> Aim
Give every line below again, exactly.

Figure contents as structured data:
-- start --

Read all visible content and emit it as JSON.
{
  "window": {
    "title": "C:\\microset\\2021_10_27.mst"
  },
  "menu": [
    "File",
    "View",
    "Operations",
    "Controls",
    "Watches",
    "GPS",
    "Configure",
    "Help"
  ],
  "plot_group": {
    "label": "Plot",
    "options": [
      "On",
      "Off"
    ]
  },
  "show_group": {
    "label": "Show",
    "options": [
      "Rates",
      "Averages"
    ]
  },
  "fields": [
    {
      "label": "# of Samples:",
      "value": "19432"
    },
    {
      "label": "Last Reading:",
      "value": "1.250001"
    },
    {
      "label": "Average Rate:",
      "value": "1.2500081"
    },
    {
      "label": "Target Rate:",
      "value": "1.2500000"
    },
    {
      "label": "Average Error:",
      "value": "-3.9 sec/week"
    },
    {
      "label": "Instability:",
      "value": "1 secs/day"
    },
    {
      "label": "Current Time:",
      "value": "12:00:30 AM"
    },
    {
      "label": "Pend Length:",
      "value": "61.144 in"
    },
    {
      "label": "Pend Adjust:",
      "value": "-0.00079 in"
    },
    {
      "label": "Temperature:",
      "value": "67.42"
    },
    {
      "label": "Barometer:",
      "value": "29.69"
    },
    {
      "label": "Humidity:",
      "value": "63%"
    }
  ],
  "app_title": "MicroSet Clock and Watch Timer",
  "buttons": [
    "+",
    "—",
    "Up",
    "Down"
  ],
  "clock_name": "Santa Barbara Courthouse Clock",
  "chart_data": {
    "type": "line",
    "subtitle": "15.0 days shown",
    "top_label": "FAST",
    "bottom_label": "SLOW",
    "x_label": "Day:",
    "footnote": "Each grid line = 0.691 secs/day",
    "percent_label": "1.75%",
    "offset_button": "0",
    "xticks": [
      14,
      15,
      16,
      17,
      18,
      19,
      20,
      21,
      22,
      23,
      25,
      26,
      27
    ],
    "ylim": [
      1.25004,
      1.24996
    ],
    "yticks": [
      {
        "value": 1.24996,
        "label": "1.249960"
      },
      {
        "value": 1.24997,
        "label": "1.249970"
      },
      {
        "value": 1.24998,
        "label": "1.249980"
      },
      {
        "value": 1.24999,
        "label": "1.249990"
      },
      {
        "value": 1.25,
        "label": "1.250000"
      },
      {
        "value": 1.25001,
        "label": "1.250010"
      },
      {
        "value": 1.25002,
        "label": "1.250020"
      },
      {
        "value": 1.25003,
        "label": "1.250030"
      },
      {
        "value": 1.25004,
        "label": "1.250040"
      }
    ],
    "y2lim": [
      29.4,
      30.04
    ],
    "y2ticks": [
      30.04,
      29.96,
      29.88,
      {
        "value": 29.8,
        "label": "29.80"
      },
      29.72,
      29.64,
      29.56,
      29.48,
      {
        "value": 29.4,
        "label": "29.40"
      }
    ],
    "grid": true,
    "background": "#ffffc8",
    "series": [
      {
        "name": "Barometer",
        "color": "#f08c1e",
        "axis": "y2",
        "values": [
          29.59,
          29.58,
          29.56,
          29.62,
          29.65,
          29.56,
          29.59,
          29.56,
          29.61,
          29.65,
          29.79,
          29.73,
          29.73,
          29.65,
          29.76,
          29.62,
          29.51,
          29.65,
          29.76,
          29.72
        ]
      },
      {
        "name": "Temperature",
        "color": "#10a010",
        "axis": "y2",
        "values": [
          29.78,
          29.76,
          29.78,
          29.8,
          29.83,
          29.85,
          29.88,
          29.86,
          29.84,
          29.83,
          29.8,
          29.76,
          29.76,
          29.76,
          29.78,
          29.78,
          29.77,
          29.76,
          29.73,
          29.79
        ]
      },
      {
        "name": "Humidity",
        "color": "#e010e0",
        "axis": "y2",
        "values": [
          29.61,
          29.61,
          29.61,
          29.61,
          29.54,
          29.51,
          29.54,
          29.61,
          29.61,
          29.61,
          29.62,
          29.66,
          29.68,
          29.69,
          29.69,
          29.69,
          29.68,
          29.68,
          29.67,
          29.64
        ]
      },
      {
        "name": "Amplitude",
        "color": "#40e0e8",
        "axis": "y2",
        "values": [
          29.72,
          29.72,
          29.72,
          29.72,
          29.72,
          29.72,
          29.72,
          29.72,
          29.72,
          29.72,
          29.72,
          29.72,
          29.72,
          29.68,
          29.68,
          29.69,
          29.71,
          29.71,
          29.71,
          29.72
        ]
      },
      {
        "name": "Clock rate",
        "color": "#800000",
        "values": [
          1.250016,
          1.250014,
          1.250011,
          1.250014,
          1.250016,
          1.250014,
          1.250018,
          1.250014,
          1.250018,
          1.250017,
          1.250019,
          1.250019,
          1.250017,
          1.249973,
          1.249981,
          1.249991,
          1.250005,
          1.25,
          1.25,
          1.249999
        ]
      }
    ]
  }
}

-- end --

> Task result
Read all visible content and emit it as JSON.
{
  "window": {
    "title": "C:\\microset\\2021_10_27.mst"
  },
  "menu": [
    "File",
    "View",
    "Operations",
    "Controls",
    "Watches",
    "GPS",
    "Configure",
    "Help"
  ],
  "plot_group": {
    "label": "Plot",
    "options": [
      "On",
      "Off"
    ]
  },
  "show_group": {
    "label": "Show",
    "options": [
      "Rates",
      "Averages"
    ]
  },
  "fields": [
    {
      "label": "# of Samples:",
      "value": "19432"
    },
    {
      "label": "Last Reading:",
      "value": "1.250001"
    },
    {
      "label": "Average Rate:",
      "value": "1.2500081"
    },
    {
      "label": "Target Rate:",
      "value": "1.2500000"
    },
    {
      "label": "Average Error:",
      "value": "-3.9 sec/week"
    },
    {
      "label": "Instability:",
      "value": "1 secs/day"
    },
    {
      "label": "Current Time:",
      "value": "12:00:30 AM"
    },
    {
      "label": "Pend Length:",
      "value": "61.144 in"
    },
    {
      "label": "Pend Adjust:",
      "value": "-0.00079 in"
    },
    {
      "label": "Temperature:",
      "value": "67.42"
    },
    {
      "label": "Barometer:",
      "value": "29.69"
    },
    {
      "label": "Humidity:",
      "value": "63%"
    }
  ],
  "app_title": "MicroSet Clock and Watch Timer",
  "buttons": [
    "+",
    "—",
    "Up",
    "Down"
  ],
  "clock_name": "Santa Barbara Courthouse Clock",
  "chart_data": {
    "type": "line",
    "subtitle": "15.0 days shown",
    "top_label": "FAST",
    "bottom_label": "SLOW",
    "x_label": "Day:",
    "footnote": "Each grid line = 0.691 secs/day",
    "percent_label": "1.75%",
    "offset_button": "0",
    "xticks": [
      14,
      15,
      16,
      17,
      18,
      19,
      20,
      21,
      22,
      23,
      25,
      26,
      27
    ],
    "ylim": [
      1.25004,
      1.24996
    ],
    "yticks": [
      {
        "value": 1.24996,
        "label": "1.249960"
      },
      {
        "value": 1.24997,
        "label": "1.249970"
      },
      {
        "value": 1.24998,
        "label": "1.249980"
      },
      {
        "value": 1.24999,
        "label": "1.249990"
      },
      {
        "value": 1.25,
        "label": "1.250000"
      },
      {
        "value": 1.25001,
        "label": "1.250010"
      },
      {
        "value": 1.25002,
        "label": "1.250020"
      },
      {
        "value": 1.25003,
        "label": "1.250030"
      },
      {
        "value": 1.25004,
        "label": "1.250040"
      }
    ],
    "y2lim": [
      29.4,
      30.04
    ],
    "y2ticks": [
      30.04,
      29.96,
      29.88,
      {
        "value": 29.8,
        "label": "29.80"
      },
      29.72,
      29.64,
      29.56,
      29.48,
      {
        "value": 29.4,
        "label": "29.40"
      }
    ],
    "grid": true,
    "background": "#ffffc8",
    "series": [
      {
        "name": "Barometer",
        "color": "#f08c1e",
        "axis": "y2",
        "values": [
          29.59,
          29.58,
          29.56,
          29.62,
          29.65,
          29.56,
          29.59,
          29.56,
          29.61,
          29.65,
          29.79,
          29.73,
          29.73,
          29.65,
          29.76,
          29.62,
          29.51,
          29.65,
          29.76,
          29.72
        ]
      },
      {
        "name": "Temperature",
        "color": "#10a010",
        "axis": "y2",
        "values": [
          29.78,
          29.76,
          29.78,
          29.8,
          29.83,
          29.85,
          29.88,
          29.86,
          29.84,
          29.83,
          29.8,
          29.76,
          29.76,
          29.76,
          29.78,
          29.78,
          29.77,
          29.76,
          29.73,
          29.79
        ]
      },
      {
        "name": "Humidity",
        "color": "#e010e0",
        "axis": "y2",
        "values": [
          29.61,
          29.61,
          29.61,
          29.61,
          29.54,
          29.51,
          29.54,
          29.61,
          29.61,
          29.61,
          29.62,
          29.66,
          29.68,
          29.69,
          29.69,
          29.69,
          29.68,
          29.68,
          29.67,
          29.64
        ]
      },
      {
        "name": "Amplitude",
        "color": "#40e0e8",
        "axis": "y2",
        "values": [
          29.72,
          29.72,
          29.72,
          29.72,
          29.72,
          29.72,
          29.72,
          29.72,
          29.72,
          29.72,
          29.72,
          29.72,
          29.72,
          29.68,
          29.68,
          29.69,
          29.71,
          29.71,
          29.71,
          29.72
        ]
      },
      {
        "name": "Clock rate",
        "color": "#800000",
        "values": [
          1.250016,
          1.250014,
          1.250011,
          1.250014,
          1.250016,
          1.250014,
          1.250018,
          1.250014,
          1.250018,
          1.250017,
          1.250019,
          1.250019,
          1.250017,
          1.249973,
          1.249981,
          1.249991,
          1.250005,
          1.25,
          1.25,
          1.249999
        ]
      }
    ]
  }
}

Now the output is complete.